Excerpt from a dataset
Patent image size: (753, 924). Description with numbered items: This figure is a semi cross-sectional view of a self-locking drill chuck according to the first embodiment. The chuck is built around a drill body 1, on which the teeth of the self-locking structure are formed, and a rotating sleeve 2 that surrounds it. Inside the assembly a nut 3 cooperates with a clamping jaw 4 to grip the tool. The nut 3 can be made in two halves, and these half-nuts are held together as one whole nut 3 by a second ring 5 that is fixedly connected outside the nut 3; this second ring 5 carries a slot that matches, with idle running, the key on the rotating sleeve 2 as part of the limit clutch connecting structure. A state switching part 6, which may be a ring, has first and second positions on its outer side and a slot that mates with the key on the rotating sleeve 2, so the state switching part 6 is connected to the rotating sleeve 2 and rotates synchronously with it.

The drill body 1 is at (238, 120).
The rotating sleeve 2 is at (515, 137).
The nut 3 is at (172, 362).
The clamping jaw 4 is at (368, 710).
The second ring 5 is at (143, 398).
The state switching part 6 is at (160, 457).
---
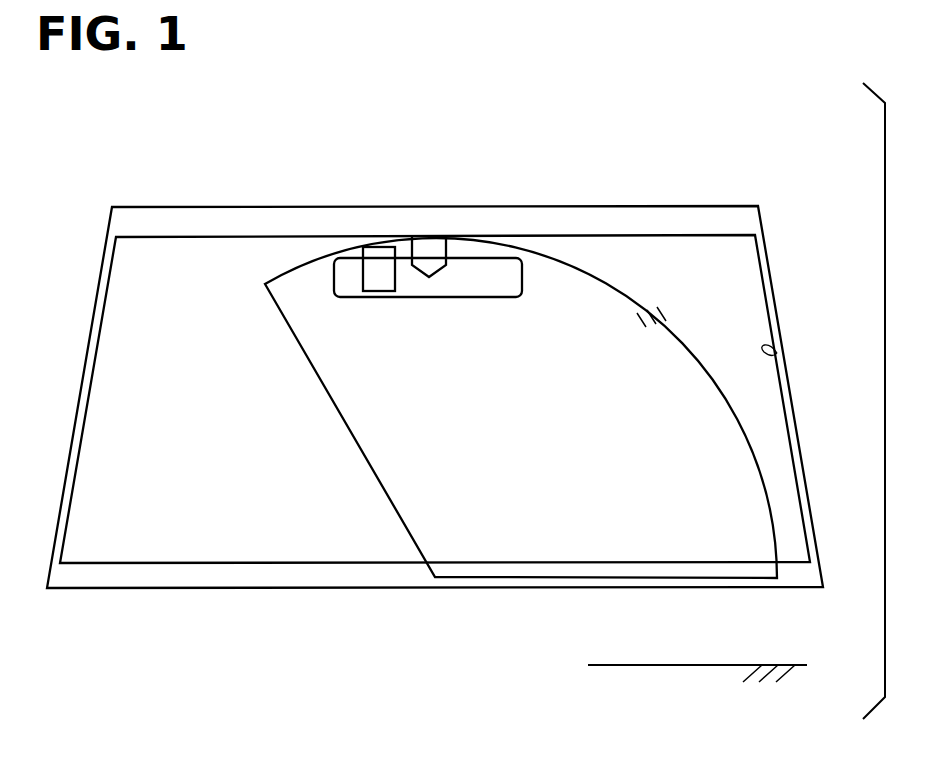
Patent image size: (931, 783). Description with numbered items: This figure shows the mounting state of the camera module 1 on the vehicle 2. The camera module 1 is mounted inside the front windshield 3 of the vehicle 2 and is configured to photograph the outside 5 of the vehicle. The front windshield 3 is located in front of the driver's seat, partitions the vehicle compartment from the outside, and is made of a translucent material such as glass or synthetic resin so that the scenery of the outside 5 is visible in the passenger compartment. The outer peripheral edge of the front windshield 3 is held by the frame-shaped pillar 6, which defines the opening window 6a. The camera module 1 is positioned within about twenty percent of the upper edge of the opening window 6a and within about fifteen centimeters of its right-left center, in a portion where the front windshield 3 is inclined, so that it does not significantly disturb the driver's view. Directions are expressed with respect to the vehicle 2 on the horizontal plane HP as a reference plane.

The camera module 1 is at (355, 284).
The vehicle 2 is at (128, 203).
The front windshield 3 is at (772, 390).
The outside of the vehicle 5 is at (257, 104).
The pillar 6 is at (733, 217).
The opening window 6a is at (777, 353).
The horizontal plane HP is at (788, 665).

Direction - Print the lines of the records again exactly, beginning at the line that contains "Patent image size: (931, 783)." and stopping after the line that contains "The horizontal plane HP is at (788, 665).".

Expected answer -
Patent image size: (931, 783). Description with numbered items: This figure shows the mounting state of the camera module 1 on the vehicle 2. The camera module 1 is mounted inside the front windshield 3 of the vehicle 2 and is configured to photograph the outside 5 of the vehicle. The front windshield 3 is located in front of the driver's seat, partitions the vehicle compartment from the outside, and is made of a translucent material such as glass or synthetic resin so that the scenery of the outside 5 is visible in the passenger compartment. The outer peripheral edge of the front windshield 3 is held by the frame-shaped pillar 6, which defines the opening window 6a. The camera module 1 is positioned within about twenty percent of the upper edge of the opening window 6a and within about fifteen centimeters of its right-left center, in a portion where the front windshield 3 is inclined, so that it does not significantly disturb the driver's view. Directions are expressed with respect to the vehicle 2 on the horizontal plane HP as a reference plane.

The camera module 1 is at (355, 284).
The vehicle 2 is at (128, 203).
The front windshield 3 is at (772, 390).
The outside of the vehicle 5 is at (257, 104).
The pillar 6 is at (733, 217).
The opening window 6a is at (777, 353).
The horizontal plane HP is at (788, 665).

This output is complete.